> [EXERCISE]
Copy word for word the stretch of the items from the very start through the line that contains "- y-tick-label: 2: [24, 76, 34, 98]", including both ends.

> [RECORDS SUPPLIED]
..............................

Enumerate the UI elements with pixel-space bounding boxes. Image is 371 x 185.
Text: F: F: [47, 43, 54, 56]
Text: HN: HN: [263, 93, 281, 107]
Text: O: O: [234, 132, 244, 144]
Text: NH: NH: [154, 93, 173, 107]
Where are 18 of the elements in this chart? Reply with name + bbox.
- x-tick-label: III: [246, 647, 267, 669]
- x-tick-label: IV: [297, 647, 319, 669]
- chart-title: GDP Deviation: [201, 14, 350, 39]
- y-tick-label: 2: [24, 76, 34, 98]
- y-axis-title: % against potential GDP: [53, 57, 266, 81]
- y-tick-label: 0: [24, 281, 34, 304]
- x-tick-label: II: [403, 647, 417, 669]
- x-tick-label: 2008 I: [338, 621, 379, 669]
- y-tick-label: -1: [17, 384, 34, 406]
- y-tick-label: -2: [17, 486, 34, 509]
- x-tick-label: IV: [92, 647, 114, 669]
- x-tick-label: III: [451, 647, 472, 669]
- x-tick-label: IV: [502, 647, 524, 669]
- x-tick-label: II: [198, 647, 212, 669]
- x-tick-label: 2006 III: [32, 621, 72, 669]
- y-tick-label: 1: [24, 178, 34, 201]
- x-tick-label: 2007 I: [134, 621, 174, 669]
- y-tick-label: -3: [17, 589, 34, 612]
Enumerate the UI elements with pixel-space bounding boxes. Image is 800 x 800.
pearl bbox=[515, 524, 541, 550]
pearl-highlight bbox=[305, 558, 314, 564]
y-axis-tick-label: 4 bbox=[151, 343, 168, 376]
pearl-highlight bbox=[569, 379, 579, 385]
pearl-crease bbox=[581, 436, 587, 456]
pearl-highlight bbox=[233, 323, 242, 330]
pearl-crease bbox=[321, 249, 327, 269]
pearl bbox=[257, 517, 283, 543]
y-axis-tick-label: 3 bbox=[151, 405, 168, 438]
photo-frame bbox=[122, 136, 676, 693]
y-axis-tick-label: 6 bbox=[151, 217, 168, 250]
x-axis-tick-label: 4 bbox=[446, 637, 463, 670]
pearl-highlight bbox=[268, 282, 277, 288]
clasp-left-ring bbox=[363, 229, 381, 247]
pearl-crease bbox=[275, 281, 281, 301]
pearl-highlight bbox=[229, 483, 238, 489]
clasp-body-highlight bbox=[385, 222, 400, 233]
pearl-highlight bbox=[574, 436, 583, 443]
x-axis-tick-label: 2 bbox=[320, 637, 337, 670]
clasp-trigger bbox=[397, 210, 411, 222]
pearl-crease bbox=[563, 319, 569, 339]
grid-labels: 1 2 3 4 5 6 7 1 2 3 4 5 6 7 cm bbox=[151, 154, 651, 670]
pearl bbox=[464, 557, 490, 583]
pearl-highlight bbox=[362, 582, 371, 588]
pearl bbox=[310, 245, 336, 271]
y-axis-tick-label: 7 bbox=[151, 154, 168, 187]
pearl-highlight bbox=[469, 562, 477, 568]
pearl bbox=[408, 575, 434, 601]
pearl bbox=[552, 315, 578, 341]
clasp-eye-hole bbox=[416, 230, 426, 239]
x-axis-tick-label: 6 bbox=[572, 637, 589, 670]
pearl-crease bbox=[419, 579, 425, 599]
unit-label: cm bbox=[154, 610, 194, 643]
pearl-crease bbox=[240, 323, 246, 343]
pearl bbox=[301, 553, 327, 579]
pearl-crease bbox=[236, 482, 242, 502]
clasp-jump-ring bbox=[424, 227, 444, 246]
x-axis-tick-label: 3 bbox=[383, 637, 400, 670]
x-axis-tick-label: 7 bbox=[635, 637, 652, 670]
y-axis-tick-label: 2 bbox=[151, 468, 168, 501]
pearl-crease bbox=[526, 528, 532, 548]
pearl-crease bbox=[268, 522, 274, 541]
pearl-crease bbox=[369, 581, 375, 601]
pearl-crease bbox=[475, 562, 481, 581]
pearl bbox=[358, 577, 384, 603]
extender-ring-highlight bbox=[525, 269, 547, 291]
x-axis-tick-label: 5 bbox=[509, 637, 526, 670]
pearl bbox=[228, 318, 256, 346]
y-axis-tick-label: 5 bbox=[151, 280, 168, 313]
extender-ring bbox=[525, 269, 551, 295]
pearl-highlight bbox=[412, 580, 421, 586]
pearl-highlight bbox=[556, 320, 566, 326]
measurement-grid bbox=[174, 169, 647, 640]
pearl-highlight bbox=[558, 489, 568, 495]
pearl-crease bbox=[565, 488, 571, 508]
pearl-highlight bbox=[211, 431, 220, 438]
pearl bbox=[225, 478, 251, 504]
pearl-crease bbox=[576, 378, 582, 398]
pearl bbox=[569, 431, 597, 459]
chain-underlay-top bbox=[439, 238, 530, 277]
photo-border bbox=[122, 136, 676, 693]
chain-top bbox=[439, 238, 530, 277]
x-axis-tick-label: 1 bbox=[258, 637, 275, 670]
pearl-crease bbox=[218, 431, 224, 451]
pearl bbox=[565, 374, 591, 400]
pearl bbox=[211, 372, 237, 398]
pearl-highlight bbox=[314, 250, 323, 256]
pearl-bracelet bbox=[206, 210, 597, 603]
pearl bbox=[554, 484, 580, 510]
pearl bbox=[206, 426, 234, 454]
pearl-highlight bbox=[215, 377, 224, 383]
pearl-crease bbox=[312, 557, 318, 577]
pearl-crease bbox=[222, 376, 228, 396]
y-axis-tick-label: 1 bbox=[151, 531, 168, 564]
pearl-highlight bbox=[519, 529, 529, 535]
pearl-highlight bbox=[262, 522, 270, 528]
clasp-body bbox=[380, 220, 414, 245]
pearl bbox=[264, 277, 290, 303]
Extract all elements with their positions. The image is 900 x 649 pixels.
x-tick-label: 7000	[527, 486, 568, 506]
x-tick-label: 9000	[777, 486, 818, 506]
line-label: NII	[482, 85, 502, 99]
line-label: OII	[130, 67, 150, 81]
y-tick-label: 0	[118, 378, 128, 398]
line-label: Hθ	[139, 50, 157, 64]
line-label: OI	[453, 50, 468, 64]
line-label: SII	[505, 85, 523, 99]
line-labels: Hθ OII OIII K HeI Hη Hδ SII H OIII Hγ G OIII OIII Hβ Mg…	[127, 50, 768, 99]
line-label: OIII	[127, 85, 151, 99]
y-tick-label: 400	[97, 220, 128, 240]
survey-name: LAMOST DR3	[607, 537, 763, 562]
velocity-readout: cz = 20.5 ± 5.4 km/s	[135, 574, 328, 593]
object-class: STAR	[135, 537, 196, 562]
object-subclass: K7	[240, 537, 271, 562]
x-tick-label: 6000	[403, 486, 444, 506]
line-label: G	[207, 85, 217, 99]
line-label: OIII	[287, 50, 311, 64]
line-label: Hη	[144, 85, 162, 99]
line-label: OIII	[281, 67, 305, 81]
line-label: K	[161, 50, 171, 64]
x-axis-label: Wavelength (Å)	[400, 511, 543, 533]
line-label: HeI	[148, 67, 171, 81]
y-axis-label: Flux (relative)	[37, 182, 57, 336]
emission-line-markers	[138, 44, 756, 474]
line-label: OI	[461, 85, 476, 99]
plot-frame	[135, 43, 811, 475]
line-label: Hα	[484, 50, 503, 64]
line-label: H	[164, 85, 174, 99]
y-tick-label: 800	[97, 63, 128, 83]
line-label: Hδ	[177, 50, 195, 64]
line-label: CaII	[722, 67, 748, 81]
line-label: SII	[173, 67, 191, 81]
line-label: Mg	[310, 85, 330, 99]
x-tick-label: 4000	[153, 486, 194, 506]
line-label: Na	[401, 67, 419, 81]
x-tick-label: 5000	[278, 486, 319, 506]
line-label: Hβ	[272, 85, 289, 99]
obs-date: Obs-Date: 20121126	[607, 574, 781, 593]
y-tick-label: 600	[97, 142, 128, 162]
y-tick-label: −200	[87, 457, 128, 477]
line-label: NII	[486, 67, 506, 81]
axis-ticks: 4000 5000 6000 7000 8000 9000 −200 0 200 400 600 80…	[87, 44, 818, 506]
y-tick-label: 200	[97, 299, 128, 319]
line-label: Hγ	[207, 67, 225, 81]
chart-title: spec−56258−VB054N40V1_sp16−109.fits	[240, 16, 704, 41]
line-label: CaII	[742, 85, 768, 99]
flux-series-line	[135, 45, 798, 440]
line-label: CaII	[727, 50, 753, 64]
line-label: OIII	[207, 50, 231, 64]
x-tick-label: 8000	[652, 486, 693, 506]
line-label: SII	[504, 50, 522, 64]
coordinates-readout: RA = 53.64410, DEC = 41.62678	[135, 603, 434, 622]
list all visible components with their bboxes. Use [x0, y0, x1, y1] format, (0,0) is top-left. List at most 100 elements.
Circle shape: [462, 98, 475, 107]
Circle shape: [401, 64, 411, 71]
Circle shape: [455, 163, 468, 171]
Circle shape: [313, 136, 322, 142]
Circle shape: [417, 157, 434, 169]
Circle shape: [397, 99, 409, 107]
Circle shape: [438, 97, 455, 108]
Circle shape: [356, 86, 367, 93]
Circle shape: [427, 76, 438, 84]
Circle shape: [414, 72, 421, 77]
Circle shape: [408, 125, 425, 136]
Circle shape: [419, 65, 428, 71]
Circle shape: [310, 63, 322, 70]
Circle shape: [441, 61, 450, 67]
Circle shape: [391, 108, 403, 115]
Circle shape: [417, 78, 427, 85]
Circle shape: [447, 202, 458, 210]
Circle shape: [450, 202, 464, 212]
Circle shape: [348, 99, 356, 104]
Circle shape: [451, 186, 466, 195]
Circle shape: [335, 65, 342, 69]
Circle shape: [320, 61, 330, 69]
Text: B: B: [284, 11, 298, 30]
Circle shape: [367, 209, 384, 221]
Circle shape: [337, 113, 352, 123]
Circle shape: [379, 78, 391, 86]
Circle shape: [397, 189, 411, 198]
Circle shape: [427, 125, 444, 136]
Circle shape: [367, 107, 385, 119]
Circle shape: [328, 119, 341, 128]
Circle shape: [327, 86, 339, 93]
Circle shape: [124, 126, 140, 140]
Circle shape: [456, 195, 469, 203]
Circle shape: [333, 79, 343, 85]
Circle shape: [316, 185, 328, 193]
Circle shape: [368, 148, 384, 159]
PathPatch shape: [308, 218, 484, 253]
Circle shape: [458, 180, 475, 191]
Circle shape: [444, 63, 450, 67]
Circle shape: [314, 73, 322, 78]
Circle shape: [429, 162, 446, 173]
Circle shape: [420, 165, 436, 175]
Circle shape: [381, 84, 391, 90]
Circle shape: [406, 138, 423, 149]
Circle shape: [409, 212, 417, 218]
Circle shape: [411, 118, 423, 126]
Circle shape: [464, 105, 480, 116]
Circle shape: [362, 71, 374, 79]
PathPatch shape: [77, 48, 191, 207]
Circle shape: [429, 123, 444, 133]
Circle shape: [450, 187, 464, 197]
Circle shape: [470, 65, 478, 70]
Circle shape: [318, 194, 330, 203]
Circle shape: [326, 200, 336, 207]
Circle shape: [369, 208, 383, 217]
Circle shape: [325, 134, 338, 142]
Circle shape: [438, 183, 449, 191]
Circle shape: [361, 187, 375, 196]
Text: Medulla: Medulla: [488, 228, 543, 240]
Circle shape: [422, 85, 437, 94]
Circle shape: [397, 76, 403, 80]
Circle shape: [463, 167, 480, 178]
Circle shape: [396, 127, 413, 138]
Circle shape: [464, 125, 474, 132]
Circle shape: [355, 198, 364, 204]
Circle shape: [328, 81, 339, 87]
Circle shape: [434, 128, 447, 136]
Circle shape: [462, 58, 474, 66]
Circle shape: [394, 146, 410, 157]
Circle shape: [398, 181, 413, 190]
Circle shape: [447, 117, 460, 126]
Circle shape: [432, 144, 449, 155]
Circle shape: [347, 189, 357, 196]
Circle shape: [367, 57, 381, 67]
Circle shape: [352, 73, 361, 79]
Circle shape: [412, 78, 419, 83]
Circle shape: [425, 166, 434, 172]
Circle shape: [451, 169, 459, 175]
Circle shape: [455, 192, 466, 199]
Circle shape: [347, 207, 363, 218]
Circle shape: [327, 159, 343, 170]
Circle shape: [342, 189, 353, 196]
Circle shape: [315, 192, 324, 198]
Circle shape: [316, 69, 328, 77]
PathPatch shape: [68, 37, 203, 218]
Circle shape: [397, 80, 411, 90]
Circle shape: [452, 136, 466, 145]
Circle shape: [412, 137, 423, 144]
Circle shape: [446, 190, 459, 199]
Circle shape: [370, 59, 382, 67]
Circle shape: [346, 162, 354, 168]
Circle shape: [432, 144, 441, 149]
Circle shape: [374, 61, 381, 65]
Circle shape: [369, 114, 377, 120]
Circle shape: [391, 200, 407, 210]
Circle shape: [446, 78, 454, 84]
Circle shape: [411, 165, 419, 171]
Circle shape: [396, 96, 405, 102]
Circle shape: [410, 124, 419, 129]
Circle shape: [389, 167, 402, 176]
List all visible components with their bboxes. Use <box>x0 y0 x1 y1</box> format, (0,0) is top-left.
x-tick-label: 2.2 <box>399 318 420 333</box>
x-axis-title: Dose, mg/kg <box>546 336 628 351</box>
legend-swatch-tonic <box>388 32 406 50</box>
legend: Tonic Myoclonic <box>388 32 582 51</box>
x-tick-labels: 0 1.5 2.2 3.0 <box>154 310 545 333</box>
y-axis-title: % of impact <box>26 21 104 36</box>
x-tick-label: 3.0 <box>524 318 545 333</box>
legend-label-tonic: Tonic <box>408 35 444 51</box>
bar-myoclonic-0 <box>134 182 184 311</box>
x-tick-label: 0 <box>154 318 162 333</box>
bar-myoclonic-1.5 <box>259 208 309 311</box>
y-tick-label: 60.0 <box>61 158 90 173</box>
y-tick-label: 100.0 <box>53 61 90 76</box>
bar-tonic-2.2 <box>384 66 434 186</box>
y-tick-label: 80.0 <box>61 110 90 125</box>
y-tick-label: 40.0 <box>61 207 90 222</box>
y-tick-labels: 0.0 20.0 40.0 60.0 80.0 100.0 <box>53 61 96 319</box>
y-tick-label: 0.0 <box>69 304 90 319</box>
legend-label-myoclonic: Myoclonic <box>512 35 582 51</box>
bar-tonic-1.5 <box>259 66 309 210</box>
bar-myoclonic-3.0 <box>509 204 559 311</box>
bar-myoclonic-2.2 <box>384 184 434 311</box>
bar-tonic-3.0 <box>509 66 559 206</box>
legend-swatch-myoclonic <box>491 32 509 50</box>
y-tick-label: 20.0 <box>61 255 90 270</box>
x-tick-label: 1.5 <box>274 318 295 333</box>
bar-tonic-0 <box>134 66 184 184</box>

..............................

> [ANSWER]
Enumerate the UI elements with pixel-space bounding boxes. Image is 371 x 185.
Text: F: F: [47, 43, 54, 56]
Text: HN: HN: [263, 93, 281, 107]
Text: O: O: [234, 132, 244, 144]
Text: NH: NH: [154, 93, 173, 107]
Where are 18 of the elements in this chart? Reply with name + bbox.
- x-tick-label: III: [246, 647, 267, 669]
- x-tick-label: IV: [297, 647, 319, 669]
- chart-title: GDP Deviation: [201, 14, 350, 39]
- y-tick-label: 2: [24, 76, 34, 98]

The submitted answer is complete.